Do you feel your credit score doesn’t match your potential?
You are not alone. There are many, many people are in that box.
You are not alone in the sense that you want to do something about it. You will, in fact.
Considering people in worse financial situations than you, with determination and discipline, have fixed their credit scores. You are walking a well-trod path to financial freedom.
The good news is, the steps are worn well enough to duplicate what works best. This is your plan to getting your credit back on track, even if you are still in awful debt.
Fix Credit Errors
Sometimes the score you have is incorrect. You may have credit items weighing down your score, items which are not accurate. They may be not your debts or bills you’ve paid off but are still on your report.
Also, you may have debts showing that the creditors cannot substantiate. You can remove those as well.
You don’t need to hire someone to help you remove these things. Go to annual credit report dot com. Review your annual credit report. There are tools and tips there to help you address faulty items.

• **Check your understanding**
(A) Copy out the part of the credit-score text between "The good news" and "on your report.", inclusive.
(B) Answer these questions from the credit-score text:
(i) According to the credit-score text, what two qualities helped people in worse financial situations fix their credit scores?
(ii) What kind of debts showing on a report does the credit-score text say can also be removed?
(iii) Which website does the credit-score text tell readers to go to?

• **Source material**
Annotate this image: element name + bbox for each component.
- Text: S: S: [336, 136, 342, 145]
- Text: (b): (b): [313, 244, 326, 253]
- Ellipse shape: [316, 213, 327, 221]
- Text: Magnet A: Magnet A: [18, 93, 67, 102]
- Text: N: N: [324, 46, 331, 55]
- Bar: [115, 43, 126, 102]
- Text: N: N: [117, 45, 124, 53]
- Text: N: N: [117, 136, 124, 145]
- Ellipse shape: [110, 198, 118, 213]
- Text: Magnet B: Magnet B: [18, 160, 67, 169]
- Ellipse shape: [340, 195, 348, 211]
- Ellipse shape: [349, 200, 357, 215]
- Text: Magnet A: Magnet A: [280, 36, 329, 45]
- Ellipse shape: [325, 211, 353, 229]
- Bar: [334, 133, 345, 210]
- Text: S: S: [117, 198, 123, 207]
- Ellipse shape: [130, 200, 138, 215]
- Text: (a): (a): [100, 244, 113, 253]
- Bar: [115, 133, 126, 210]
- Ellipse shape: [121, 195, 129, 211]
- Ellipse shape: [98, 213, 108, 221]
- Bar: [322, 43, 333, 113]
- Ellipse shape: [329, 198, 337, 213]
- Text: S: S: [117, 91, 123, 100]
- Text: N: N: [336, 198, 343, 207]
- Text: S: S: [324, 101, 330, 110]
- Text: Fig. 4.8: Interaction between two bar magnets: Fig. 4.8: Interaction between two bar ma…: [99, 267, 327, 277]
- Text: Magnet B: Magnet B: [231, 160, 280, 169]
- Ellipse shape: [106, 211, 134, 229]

• **Written answers**
(A)
The good news is, the steps are worn well enough to duplicate what works best. This is your plan to getting your credit back on track, even if you are still in awful debt.
Fix Credit Errors
Sometimes the score you have is incorrect. You may have credit items weighing down your score, items which are not accurate. They may be not your debts or bills you’ve paid off but are still on your report.

(B)
(i) Determination and discipline.
(ii) Debts that the creditors cannot substantiate.
(iii) Annual credit report dot com.